** START OF Records for the exercise **
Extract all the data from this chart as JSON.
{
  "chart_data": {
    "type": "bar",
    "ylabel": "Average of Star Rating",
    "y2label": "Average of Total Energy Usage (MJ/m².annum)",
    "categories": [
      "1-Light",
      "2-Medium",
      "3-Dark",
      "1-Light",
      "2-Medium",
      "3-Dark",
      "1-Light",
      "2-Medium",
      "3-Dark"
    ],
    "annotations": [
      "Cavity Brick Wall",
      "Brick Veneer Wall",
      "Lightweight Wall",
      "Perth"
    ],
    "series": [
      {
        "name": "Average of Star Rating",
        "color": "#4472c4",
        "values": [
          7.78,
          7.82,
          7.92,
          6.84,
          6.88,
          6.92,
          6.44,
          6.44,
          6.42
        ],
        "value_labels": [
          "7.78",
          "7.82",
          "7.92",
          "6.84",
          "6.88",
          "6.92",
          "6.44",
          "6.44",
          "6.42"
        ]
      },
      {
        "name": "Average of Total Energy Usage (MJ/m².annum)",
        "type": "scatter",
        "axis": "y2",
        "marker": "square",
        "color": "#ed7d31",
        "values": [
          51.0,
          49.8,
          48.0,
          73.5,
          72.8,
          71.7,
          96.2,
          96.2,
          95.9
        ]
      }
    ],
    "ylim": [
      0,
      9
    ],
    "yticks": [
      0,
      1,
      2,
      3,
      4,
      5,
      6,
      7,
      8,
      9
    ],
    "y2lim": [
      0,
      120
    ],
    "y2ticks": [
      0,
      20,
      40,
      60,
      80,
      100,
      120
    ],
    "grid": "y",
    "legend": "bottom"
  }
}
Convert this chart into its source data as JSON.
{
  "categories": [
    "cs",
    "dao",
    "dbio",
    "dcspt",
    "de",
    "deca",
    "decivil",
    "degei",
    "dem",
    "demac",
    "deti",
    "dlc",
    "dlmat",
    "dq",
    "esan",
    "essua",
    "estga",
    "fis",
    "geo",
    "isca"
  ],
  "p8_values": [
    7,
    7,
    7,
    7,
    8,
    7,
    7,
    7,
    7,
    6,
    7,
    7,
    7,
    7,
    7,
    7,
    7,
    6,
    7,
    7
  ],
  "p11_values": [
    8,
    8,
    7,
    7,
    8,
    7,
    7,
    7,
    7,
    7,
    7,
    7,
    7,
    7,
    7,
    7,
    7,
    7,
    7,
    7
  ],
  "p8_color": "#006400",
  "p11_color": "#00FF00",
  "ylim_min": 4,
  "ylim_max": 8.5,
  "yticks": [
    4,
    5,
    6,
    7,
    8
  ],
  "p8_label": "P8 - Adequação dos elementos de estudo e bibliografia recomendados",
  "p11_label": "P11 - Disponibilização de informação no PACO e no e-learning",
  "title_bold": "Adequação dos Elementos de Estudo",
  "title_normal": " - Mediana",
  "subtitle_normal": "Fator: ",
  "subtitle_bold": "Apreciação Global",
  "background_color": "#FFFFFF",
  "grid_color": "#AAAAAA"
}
** END OF Records for the exercise **
[What you are asked to do]: Using the records given above, list every line that includes the word "JSON".

[Solution to this problem]:
Extract all the data from this chart as JSON.
Convert this chart into its source data as JSON.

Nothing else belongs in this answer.